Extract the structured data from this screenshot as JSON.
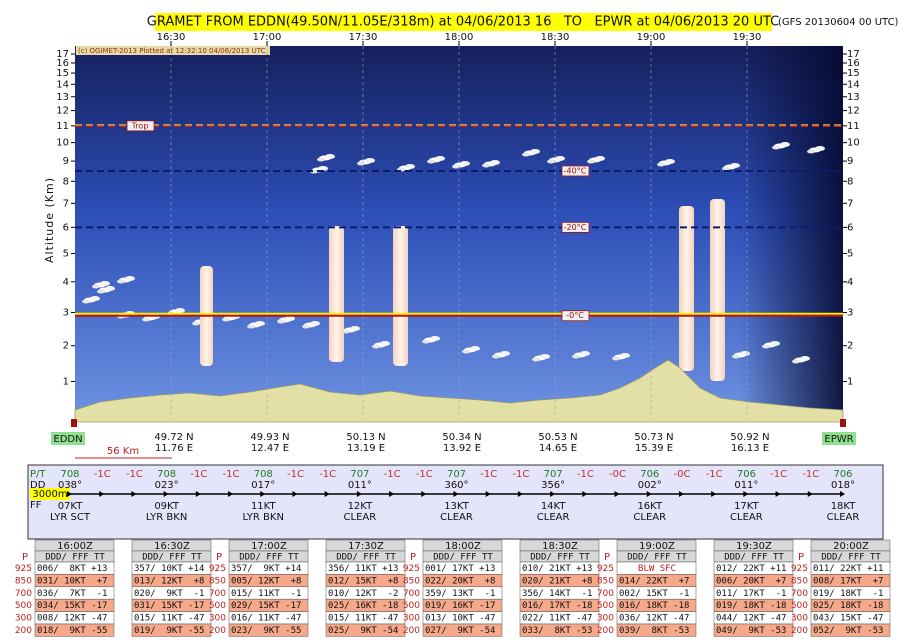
{
  "chart_data": {
    "type": "gramet",
    "title": "GRAMET FROM EDDN(49.50N/11.05E/318m) at 04/06/2013 16   TO   EPWR at 04/06/2013 20 UTC",
    "subtitle": "(GFS 20130604 00 UTC)",
    "credit": "(c) OGIMET-2013 Plotted at 12:32:10 04/06/2013 UTC",
    "y_label": "Altitude (Km)",
    "x": [
      "16:30",
      "17:00",
      "17:30",
      "18:00",
      "18:30",
      "19:00",
      "19:30"
    ],
    "ylim": [
      0,
      17
    ],
    "yticks": [
      1,
      2,
      3,
      4,
      5,
      6,
      7,
      8,
      9,
      10,
      11,
      12,
      13,
      14,
      15,
      16,
      17
    ],
    "isotherms": [
      {
        "label": "Trop",
        "value": 11,
        "color": "#d42020"
      },
      {
        "label": "-40°C",
        "value": 8.5,
        "color": "#0c1a70"
      },
      {
        "label": "-20°C",
        "value": 6,
        "color": "#0c1a70"
      },
      {
        "label": "-0°C",
        "value": 2.9,
        "color": "#b01818"
      }
    ],
    "waypoints": [
      {
        "lat": "49.72 N",
        "lon": "11.76 E"
      },
      {
        "lat": "49.93 N",
        "lon": "12.47 E"
      },
      {
        "lat": "50.13 N",
        "lon": "13.19 E"
      },
      {
        "lat": "50.34 N",
        "lon": "13.92 E"
      },
      {
        "lat": "50.53 N",
        "lon": "14.65 E"
      },
      {
        "lat": "50.73 N",
        "lon": "15.39 E"
      },
      {
        "lat": "50.92 N",
        "lon": "16.13 E"
      }
    ],
    "origin": "EDDN",
    "destination": "EPWR",
    "scale_label": "56 Km",
    "wind": {
      "row_labels": [
        "P/T",
        "DD",
        "FF"
      ],
      "level_label": "3000m",
      "pt": [
        "708",
        "-1C",
        "-1C",
        "708",
        "-1C",
        "-1C",
        "708",
        "-1C",
        "-1C",
        "707",
        "-1C",
        "-1C",
        "707",
        "-1C",
        "-1C",
        "707",
        "-1C",
        "-0C",
        "706",
        "-0C",
        "-1C",
        "706",
        "-1C",
        "-1C",
        "706"
      ],
      "dd": [
        "038°",
        "023°",
        "017°",
        "011°",
        "360°",
        "356°",
        "002°",
        "011°",
        "018°"
      ],
      "ff": [
        {
          "speed": "07KT",
          "cloud": "LYR SCT"
        },
        {
          "speed": "09KT",
          "cloud": "LYR BKN"
        },
        {
          "speed": "11KT",
          "cloud": "LYR BKN"
        },
        {
          "speed": "12KT",
          "cloud": "CLEAR"
        },
        {
          "speed": "13KT",
          "cloud": "CLEAR"
        },
        {
          "speed": "14KT",
          "cloud": "CLEAR"
        },
        {
          "speed": "16KT",
          "cloud": "CLEAR"
        },
        {
          "speed": "17KT",
          "cloud": "CLEAR"
        },
        {
          "speed": "18KT",
          "cloud": "CLEAR"
        }
      ]
    }
  },
  "soundings": {
    "pressure_label": "P",
    "pressures": [
      "925",
      "850",
      "700",
      "500",
      "300",
      "200"
    ],
    "header": "DDD/ FFF TT",
    "tables": [
      {
        "time": "16:00Z",
        "rows": [
          "006/  8KT +13",
          "031/ 10KT  +7",
          "036/  7KT  -1",
          "034/ 15KT -17",
          "008/ 12KT -47",
          "018/  9KT -55"
        ]
      },
      {
        "time": "16:30Z",
        "rows": [
          "357/ 10KT +14",
          "013/ 12KT  +8",
          "020/  9KT  -1",
          "031/ 15KT -17",
          "015/ 11KT -47",
          "019/  9KT -55"
        ]
      },
      {
        "time": "17:00Z",
        "rows": [
          "357/  9KT +14",
          "005/ 12KT  +8",
          "015/ 11KT  -1",
          "029/ 15KT -17",
          "016/ 11KT -47",
          "023/  9KT -55"
        ]
      },
      {
        "time": "17:30Z",
        "rows": [
          "356/ 11KT +13",
          "012/ 15KT  +8",
          "010/ 12KT  -2",
          "025/ 16KT -18",
          "015/ 11KT -47",
          "025/  9KT -54"
        ]
      },
      {
        "time": "18:00Z",
        "rows": [
          "001/ 17KT +13",
          "022/ 20KT  +8",
          "359/ 13KT  -1",
          "019/ 16KT -17",
          "013/ 10KT -47",
          "027/  9KT -54"
        ]
      },
      {
        "time": "18:30Z",
        "rows": [
          "010/ 21KT +13",
          "020/ 21KT  +8",
          "356/ 14KT  -1",
          "016/ 17KT -18",
          "022/ 11KT -47",
          "033/  8KT -53"
        ]
      },
      {
        "time": "19:00Z",
        "rows": [
          "BLW SFC",
          "014/ 22KT  +7",
          "002/ 15KT  -1",
          "016/ 18KT -18",
          "036/ 12KT -47",
          "039/  8KT -53"
        ]
      },
      {
        "time": "19:30Z",
        "rows": [
          "012/ 22KT +11",
          "006/ 20KT  +7",
          "011/ 17KT  -1",
          "019/ 18KT -18",
          "044/ 12KT -47",
          "049/  9KT -53"
        ]
      },
      {
        "time": "20:00Z",
        "rows": [
          "011/ 22KT +11",
          "008/ 17KT  +7",
          "019/ 18KT  -1",
          "025/ 18KT -18",
          "043/ 15KT -47",
          "052/  9KT -53"
        ]
      }
    ]
  }
}
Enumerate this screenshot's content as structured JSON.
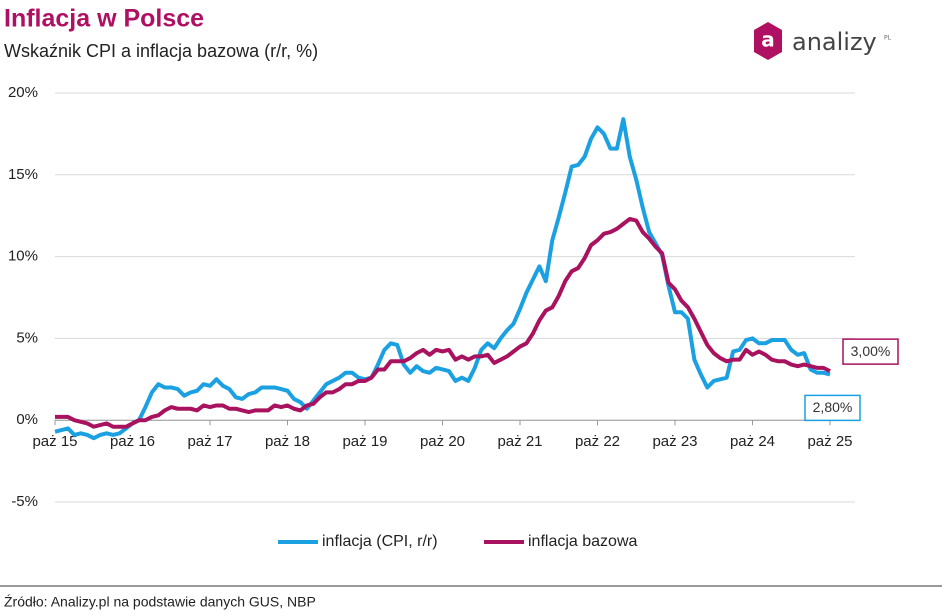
{
  "chart_data": {
    "type": "line",
    "title": "Inflacja w Polsce",
    "subtitle": "Wskaźnik CPI a inflacja bazowa (r/r, %)",
    "source": "Źródło: Analizy.pl na podstawie danych GUS, NBP",
    "categories": [
      "paż 15",
      null,
      null,
      null,
      null,
      null,
      null,
      null,
      null,
      null,
      null,
      null,
      "paż 16",
      null,
      null,
      null,
      null,
      null,
      null,
      null,
      null,
      null,
      null,
      null,
      "paż 17",
      null,
      null,
      null,
      null,
      null,
      null,
      null,
      null,
      null,
      null,
      null,
      "paż 18",
      null,
      null,
      null,
      null,
      null,
      null,
      null,
      null,
      null,
      null,
      null,
      "paż 19",
      null,
      null,
      null,
      null,
      null,
      null,
      null,
      null,
      null,
      null,
      null,
      "paż 20",
      null,
      null,
      null,
      null,
      null,
      null,
      null,
      null,
      null,
      null,
      null,
      "paż 21",
      null,
      null,
      null,
      null,
      null,
      null,
      null,
      null,
      null,
      null,
      null,
      "paż 22",
      null,
      null,
      null,
      null,
      null,
      null,
      null,
      null,
      null,
      null,
      null,
      "paż 23",
      null,
      null,
      null,
      null,
      null,
      null,
      null,
      null,
      null,
      null,
      null,
      "paż 24",
      null,
      null,
      null,
      null,
      null,
      null,
      null,
      null,
      null,
      null,
      null,
      "paż 25"
    ],
    "series": [
      {
        "name": "inflacja (CPI, r/r)",
        "color": "#1ba1e2",
        "values": [
          -0.7,
          -0.6,
          -0.5,
          -0.9,
          -0.8,
          -0.9,
          -1.1,
          -0.9,
          -0.8,
          -0.9,
          -0.8,
          -0.5,
          -0.2,
          0.0,
          0.8,
          1.7,
          2.2,
          2.0,
          2.0,
          1.9,
          1.5,
          1.7,
          1.8,
          2.2,
          2.1,
          2.5,
          2.1,
          1.9,
          1.4,
          1.3,
          1.6,
          1.7,
          2.0,
          2.0,
          2.0,
          1.9,
          1.8,
          1.3,
          1.1,
          0.7,
          1.2,
          1.7,
          2.2,
          2.4,
          2.6,
          2.9,
          2.9,
          2.6,
          2.5,
          2.6,
          3.4,
          4.3,
          4.7,
          4.6,
          3.4,
          2.9,
          3.3,
          3.0,
          2.9,
          3.2,
          3.1,
          3.0,
          2.4,
          2.6,
          2.4,
          3.2,
          4.3,
          4.7,
          4.4,
          5.0,
          5.5,
          5.9,
          6.8,
          7.8,
          8.6,
          9.4,
          8.5,
          11.0,
          12.4,
          13.9,
          15.5,
          15.6,
          16.1,
          17.2,
          17.9,
          17.5,
          16.6,
          16.6,
          18.4,
          16.1,
          14.7,
          13.0,
          11.5,
          10.8,
          10.1,
          8.2,
          6.6,
          6.6,
          6.2,
          3.7,
          2.8,
          2.0,
          2.4,
          2.5,
          2.6,
          4.2,
          4.3,
          4.9,
          5.0,
          4.7,
          4.7,
          4.9,
          4.9,
          4.9,
          4.3,
          4.0,
          4.1,
          3.1,
          2.9,
          2.9,
          2.8
        ],
        "value_labels": [
          null,
          null,
          null,
          null,
          null,
          null,
          null,
          null,
          null,
          null,
          null,
          null,
          null,
          null,
          null,
          null,
          null,
          null,
          null,
          null,
          null,
          null,
          null,
          null,
          null,
          null,
          null,
          null,
          null,
          null,
          null,
          null,
          null,
          null,
          null,
          null,
          null,
          null,
          null,
          null,
          null,
          null,
          null,
          null,
          null,
          null,
          null,
          null,
          null,
          null,
          null,
          null,
          null,
          null,
          null,
          null,
          null,
          null,
          null,
          null,
          null,
          null,
          null,
          null,
          null,
          null,
          null,
          null,
          null,
          null,
          null,
          null,
          null,
          null,
          null,
          null,
          null,
          null,
          null,
          null,
          null,
          null,
          null,
          null,
          null,
          null,
          null,
          null,
          null,
          null,
          null,
          null,
          null,
          null,
          null,
          null,
          null,
          null,
          null,
          null,
          null,
          null,
          null,
          null,
          null,
          null,
          null,
          null,
          null,
          null,
          null,
          null,
          null,
          null,
          null,
          null,
          null,
          null,
          null,
          null,
          "2,80%"
        ]
      },
      {
        "name": "inflacja bazowa",
        "color": "#a8125e",
        "values": [
          0.2,
          0.2,
          0.2,
          0.0,
          -0.1,
          -0.2,
          -0.4,
          -0.3,
          -0.2,
          -0.4,
          -0.4,
          -0.4,
          -0.2,
          0.0,
          0.0,
          0.2,
          0.3,
          0.6,
          0.8,
          0.7,
          0.7,
          0.7,
          0.6,
          0.9,
          0.8,
          0.9,
          0.9,
          0.7,
          0.7,
          0.6,
          0.5,
          0.6,
          0.6,
          0.6,
          0.9,
          0.8,
          0.9,
          0.7,
          0.6,
          0.9,
          1.0,
          1.4,
          1.7,
          1.7,
          1.9,
          2.2,
          2.2,
          2.4,
          2.4,
          2.6,
          3.1,
          3.1,
          3.6,
          3.6,
          3.6,
          3.8,
          4.1,
          4.3,
          4.0,
          4.3,
          4.2,
          4.3,
          3.7,
          3.9,
          3.7,
          3.9,
          3.9,
          4.0,
          3.5,
          3.7,
          3.9,
          4.2,
          4.5,
          4.7,
          5.3,
          6.1,
          6.7,
          6.9,
          7.6,
          8.5,
          9.1,
          9.3,
          9.9,
          10.7,
          11.0,
          11.4,
          11.5,
          11.7,
          12.0,
          12.3,
          12.2,
          11.5,
          11.1,
          10.6,
          10.2,
          8.4,
          8.0,
          7.3,
          6.9,
          6.2,
          5.4,
          4.6,
          4.1,
          3.8,
          3.6,
          3.7,
          3.7,
          4.3,
          4.0,
          4.2,
          4.0,
          3.7,
          3.6,
          3.6,
          3.4,
          3.3,
          3.4,
          3.3,
          3.2,
          3.2,
          3.0
        ],
        "value_labels": [
          null,
          null,
          null,
          null,
          null,
          null,
          null,
          null,
          null,
          null,
          null,
          null,
          null,
          null,
          null,
          null,
          null,
          null,
          null,
          null,
          null,
          null,
          null,
          null,
          null,
          null,
          null,
          null,
          null,
          null,
          null,
          null,
          null,
          null,
          null,
          null,
          null,
          null,
          null,
          null,
          null,
          null,
          null,
          null,
          null,
          null,
          null,
          null,
          null,
          null,
          null,
          null,
          null,
          null,
          null,
          null,
          null,
          null,
          null,
          null,
          null,
          null,
          null,
          null,
          null,
          null,
          null,
          null,
          null,
          null,
          null,
          null,
          null,
          null,
          null,
          null,
          null,
          null,
          null,
          null,
          null,
          null,
          null,
          null,
          null,
          null,
          null,
          null,
          null,
          null,
          null,
          null,
          null,
          null,
          null,
          null,
          null,
          null,
          null,
          null,
          null,
          null,
          null,
          null,
          null,
          null,
          null,
          null,
          null,
          null,
          null,
          null,
          null,
          null,
          null,
          null,
          null,
          null,
          null,
          null,
          "3,00%"
        ]
      }
    ],
    "ylim": [
      -5,
      20
    ],
    "yticks": [
      {
        "value": -5,
        "label": "-5%"
      },
      {
        "value": 0,
        "label": "0%"
      },
      {
        "value": 5,
        "label": "5%"
      },
      {
        "value": 10,
        "label": "10%"
      },
      {
        "value": 15,
        "label": "15%"
      },
      {
        "value": 20,
        "label": "20%"
      }
    ],
    "grid": true,
    "legend": "bottom"
  },
  "logo": {
    "mark": "a",
    "name": "analizy",
    "suffix": "PL"
  }
}
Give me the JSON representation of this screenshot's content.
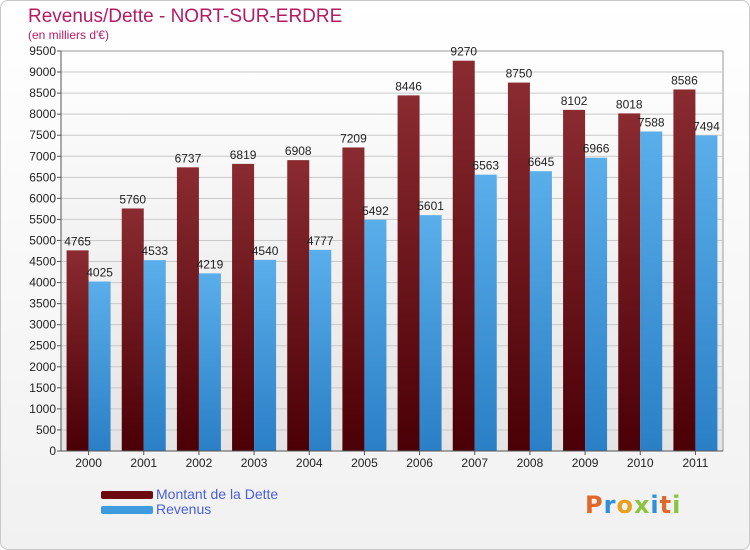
{
  "title": "Revenus/Dette - NORT-SUR-ERDRE",
  "subtitle": "(en milliers d'€)",
  "legend": [
    {
      "label": "Montant de la Dette",
      "color": "#6e0a12"
    },
    {
      "label": "Revenus",
      "color": "#3f9be0"
    }
  ],
  "logo": {
    "text": "Proxiti",
    "colors": [
      "#e0692a",
      "#2f8fd8",
      "#e8a020",
      "#8bc53f",
      "#2f8fd8",
      "#e0692a",
      "#8bc53f"
    ]
  },
  "chart_data": {
    "type": "bar",
    "categories": [
      "2000",
      "2001",
      "2002",
      "2003",
      "2004",
      "2005",
      "2006",
      "2007",
      "2008",
      "2009",
      "2010",
      "2011"
    ],
    "series": [
      {
        "name": "Montant de la Dette",
        "values": [
          4765,
          5760,
          6737,
          6819,
          6908,
          7209,
          8446,
          9270,
          8750,
          8102,
          8018,
          8586
        ]
      },
      {
        "name": "Revenus",
        "values": [
          4025,
          4533,
          4219,
          4540,
          4777,
          5492,
          5601,
          6563,
          6645,
          6966,
          7588,
          7494
        ]
      }
    ],
    "ylim": [
      0,
      9500
    ],
    "ytick_step": 500,
    "grid": true,
    "legend_position": "bottom-left"
  }
}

.....

Extract all lines of the records above that include "EDDN".

# Reply:
    "title": "GRAMET FROM EDDN(49.50N/11.05E/318m) at 04/06/2013 16   TO   EPWR at 04/06/2013 20 UTC",
    "origin": "EDDN",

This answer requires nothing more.